→ **Problem description**: Copy every line of the listing that holds the string "intercept".

→ **Some records**:

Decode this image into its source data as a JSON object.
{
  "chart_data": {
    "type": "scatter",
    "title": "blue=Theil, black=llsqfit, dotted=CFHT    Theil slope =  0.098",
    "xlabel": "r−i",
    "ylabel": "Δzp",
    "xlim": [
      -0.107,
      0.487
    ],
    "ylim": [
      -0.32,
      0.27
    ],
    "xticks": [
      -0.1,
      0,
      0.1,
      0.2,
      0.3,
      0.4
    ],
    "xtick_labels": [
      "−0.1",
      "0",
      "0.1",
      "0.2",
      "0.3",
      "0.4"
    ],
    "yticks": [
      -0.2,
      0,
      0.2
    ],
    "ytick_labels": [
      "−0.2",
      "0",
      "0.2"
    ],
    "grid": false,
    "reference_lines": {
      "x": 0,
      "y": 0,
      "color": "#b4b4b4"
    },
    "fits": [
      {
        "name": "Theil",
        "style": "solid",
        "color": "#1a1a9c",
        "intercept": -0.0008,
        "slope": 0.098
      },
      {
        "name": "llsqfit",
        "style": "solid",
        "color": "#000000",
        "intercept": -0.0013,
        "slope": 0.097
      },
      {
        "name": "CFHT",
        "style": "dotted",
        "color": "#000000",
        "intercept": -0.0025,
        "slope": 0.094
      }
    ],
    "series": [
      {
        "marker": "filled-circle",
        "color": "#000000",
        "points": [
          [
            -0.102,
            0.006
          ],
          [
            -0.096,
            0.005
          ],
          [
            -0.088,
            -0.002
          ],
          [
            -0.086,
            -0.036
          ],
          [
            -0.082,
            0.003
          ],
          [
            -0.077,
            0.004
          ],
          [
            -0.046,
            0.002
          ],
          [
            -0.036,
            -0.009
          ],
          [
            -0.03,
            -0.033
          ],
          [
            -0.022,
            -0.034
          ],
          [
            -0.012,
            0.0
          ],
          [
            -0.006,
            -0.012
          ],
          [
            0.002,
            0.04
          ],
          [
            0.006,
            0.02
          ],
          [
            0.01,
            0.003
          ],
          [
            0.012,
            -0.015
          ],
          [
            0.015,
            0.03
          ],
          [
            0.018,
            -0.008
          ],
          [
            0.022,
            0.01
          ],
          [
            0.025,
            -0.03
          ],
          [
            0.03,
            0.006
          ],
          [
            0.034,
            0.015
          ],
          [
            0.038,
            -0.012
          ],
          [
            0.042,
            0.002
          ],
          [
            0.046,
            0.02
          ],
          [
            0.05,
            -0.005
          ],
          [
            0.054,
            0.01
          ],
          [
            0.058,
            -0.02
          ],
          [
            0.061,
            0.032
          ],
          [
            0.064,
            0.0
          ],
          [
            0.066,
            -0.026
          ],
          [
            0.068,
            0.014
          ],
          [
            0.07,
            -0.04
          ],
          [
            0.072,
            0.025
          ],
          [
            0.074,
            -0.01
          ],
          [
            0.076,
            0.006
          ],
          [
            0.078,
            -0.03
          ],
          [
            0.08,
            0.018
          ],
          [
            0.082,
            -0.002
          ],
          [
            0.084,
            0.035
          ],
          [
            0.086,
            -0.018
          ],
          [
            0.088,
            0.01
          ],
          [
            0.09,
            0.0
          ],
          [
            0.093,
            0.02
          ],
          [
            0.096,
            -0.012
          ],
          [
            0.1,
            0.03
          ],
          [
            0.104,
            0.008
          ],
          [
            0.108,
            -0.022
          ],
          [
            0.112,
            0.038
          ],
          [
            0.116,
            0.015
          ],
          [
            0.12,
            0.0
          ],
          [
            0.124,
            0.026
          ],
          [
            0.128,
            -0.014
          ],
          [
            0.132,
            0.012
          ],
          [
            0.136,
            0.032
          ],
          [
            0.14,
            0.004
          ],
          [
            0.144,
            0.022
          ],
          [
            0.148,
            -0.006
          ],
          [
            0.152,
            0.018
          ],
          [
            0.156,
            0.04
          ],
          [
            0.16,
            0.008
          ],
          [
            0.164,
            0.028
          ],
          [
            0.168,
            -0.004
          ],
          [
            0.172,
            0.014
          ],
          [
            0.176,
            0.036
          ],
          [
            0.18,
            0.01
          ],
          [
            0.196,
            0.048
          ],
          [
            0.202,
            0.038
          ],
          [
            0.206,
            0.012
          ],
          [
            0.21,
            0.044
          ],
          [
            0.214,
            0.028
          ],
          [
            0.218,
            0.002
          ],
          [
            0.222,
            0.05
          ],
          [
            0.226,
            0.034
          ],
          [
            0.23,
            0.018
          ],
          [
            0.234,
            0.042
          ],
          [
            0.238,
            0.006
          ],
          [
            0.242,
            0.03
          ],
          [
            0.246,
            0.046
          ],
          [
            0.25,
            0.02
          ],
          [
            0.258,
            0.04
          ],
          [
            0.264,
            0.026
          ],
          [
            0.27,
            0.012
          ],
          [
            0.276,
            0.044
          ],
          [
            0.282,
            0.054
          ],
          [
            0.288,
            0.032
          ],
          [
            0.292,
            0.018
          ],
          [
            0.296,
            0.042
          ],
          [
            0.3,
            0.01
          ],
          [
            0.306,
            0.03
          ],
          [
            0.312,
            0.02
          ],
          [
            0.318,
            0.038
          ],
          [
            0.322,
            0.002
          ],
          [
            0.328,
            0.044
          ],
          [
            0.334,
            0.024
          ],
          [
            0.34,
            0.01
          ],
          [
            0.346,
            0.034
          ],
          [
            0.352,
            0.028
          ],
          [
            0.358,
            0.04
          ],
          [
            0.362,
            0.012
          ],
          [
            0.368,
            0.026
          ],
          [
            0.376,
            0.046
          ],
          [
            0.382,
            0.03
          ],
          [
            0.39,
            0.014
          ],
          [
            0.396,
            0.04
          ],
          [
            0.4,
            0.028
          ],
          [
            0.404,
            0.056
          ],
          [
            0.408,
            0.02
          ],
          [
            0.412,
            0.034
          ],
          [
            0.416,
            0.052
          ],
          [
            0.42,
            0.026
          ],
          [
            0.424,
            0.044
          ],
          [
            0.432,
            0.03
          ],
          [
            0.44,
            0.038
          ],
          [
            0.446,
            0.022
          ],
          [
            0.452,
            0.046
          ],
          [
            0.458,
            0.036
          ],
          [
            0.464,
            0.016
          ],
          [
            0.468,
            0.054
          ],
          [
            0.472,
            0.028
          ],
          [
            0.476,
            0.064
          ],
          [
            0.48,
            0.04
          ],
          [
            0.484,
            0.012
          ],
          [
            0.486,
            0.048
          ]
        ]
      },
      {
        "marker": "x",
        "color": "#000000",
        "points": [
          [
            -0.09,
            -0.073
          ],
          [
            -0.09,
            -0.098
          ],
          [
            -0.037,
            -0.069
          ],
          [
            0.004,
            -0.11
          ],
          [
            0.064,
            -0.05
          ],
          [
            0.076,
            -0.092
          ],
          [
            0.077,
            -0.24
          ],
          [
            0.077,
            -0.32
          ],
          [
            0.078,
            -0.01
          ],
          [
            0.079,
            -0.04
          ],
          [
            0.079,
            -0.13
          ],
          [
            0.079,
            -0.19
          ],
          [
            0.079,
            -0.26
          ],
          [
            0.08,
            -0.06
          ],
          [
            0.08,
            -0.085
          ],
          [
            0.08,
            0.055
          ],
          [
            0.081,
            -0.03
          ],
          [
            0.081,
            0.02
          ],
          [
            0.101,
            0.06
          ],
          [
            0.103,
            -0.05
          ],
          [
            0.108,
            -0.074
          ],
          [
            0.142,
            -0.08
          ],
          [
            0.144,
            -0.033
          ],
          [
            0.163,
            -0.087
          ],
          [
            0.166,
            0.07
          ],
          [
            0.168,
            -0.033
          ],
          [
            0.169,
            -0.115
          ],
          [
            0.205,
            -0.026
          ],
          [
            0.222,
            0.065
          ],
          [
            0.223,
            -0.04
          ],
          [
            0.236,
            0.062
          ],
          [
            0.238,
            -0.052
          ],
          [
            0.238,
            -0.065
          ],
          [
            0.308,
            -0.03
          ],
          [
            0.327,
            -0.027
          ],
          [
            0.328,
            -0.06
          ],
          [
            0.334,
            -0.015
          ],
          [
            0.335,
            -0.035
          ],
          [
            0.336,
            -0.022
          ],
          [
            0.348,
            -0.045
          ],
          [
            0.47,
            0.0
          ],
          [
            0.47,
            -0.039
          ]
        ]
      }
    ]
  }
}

→ **Task response**:
        "intercept": -0.0008,
        "intercept": -0.0013,
        "intercept": -0.0025,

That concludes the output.